#### [What you should do]
Check each line of the entries below for the string "Engineering" and state how many lines have it, with no other text.

#### [Extracted information]
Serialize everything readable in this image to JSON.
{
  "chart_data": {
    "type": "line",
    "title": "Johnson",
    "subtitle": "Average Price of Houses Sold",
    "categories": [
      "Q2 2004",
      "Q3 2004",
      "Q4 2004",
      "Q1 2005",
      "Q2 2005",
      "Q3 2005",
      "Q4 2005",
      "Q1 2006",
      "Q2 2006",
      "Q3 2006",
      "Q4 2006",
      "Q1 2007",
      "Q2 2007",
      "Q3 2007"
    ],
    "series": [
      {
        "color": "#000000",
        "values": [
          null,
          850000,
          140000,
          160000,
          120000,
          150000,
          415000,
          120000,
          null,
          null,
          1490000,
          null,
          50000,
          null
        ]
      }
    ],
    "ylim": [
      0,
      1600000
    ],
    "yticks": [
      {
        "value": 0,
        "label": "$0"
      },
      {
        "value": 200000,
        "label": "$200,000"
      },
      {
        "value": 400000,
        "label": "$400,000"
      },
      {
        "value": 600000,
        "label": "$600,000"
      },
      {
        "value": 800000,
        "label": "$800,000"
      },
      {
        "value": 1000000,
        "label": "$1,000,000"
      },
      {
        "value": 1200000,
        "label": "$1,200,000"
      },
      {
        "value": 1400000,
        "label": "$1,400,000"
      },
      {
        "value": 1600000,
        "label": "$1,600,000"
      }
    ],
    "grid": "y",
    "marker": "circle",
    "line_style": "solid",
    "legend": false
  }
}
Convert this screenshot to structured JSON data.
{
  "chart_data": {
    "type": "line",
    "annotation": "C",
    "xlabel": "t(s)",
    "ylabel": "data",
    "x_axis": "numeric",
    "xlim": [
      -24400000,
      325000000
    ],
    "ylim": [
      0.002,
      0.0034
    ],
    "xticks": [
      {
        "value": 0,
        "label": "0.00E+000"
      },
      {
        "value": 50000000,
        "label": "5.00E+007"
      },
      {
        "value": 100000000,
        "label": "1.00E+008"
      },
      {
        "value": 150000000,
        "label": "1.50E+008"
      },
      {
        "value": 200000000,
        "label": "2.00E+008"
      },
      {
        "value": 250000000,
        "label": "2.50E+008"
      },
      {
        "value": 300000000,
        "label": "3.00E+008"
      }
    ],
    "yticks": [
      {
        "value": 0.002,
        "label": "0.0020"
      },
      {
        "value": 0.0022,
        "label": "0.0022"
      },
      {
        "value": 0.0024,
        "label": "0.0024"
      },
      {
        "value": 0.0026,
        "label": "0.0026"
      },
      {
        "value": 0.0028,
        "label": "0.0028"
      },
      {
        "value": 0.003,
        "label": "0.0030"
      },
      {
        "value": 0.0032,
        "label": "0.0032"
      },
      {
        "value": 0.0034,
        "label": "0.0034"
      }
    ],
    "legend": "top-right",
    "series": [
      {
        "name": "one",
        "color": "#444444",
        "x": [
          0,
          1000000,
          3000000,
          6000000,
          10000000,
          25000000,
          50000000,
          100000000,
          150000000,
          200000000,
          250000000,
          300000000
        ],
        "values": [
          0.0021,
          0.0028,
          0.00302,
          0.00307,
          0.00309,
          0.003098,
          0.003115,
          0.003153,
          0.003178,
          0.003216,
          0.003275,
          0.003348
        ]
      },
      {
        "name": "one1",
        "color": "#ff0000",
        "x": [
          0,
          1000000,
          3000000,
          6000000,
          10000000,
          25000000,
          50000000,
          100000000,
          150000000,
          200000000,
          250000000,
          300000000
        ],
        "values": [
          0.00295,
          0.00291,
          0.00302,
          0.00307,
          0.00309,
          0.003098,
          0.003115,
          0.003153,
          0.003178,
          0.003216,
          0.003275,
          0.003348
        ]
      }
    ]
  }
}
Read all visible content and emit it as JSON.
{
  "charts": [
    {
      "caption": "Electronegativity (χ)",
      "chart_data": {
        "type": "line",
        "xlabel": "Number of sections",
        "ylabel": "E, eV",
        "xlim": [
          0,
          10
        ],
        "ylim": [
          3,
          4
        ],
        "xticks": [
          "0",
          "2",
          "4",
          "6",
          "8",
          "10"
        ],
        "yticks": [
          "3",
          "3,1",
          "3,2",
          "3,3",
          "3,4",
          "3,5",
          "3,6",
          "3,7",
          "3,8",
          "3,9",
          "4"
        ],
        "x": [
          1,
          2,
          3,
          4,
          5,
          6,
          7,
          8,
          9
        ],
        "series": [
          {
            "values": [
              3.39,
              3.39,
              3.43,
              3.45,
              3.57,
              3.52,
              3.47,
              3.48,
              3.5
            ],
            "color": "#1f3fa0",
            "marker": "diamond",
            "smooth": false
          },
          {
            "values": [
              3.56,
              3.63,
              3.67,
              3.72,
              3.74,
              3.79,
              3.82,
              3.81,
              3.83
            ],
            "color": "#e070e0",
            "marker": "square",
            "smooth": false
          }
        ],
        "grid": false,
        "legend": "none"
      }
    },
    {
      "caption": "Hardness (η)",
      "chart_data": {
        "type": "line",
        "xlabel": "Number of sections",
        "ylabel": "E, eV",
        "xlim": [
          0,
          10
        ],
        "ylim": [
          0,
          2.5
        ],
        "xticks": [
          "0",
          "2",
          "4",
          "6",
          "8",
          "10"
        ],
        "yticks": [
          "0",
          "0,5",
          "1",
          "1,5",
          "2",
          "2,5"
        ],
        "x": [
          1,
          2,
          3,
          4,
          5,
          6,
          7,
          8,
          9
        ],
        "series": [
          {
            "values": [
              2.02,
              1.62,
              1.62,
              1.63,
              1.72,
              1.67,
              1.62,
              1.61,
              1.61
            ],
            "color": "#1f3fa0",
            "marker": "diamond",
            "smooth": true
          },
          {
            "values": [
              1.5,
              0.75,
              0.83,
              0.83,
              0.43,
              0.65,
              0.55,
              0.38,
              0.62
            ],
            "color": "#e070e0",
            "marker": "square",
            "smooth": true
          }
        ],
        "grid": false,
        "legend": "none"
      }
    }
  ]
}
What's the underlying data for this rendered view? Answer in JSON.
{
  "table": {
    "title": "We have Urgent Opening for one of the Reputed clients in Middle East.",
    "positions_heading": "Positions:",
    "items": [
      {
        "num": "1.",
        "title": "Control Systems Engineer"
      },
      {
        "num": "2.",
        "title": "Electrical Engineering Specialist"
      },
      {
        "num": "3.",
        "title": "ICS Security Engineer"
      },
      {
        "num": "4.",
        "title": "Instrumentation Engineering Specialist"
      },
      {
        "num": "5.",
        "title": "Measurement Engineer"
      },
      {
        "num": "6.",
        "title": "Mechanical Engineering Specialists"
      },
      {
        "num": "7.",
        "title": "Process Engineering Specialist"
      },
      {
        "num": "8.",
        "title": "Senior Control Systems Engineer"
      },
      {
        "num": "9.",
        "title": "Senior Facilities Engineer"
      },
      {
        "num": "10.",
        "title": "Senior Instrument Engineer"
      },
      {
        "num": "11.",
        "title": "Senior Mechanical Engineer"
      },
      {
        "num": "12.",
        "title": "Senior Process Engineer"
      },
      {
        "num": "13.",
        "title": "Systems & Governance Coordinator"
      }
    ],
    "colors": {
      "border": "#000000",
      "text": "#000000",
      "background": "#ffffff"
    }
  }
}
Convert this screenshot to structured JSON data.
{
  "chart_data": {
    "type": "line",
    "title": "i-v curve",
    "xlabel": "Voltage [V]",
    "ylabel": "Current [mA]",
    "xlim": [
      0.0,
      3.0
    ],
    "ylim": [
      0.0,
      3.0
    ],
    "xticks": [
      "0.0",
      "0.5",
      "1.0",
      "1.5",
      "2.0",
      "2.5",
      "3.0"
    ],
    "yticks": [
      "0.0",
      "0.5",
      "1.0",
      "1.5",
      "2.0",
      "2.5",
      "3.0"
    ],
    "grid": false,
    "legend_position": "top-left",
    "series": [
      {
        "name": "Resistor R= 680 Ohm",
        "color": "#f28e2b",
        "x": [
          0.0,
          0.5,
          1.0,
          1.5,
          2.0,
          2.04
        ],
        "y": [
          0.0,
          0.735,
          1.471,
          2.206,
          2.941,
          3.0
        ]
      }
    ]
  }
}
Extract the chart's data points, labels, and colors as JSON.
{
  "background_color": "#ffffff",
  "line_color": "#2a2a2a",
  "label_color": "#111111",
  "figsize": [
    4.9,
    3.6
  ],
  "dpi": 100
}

#### [Result]
4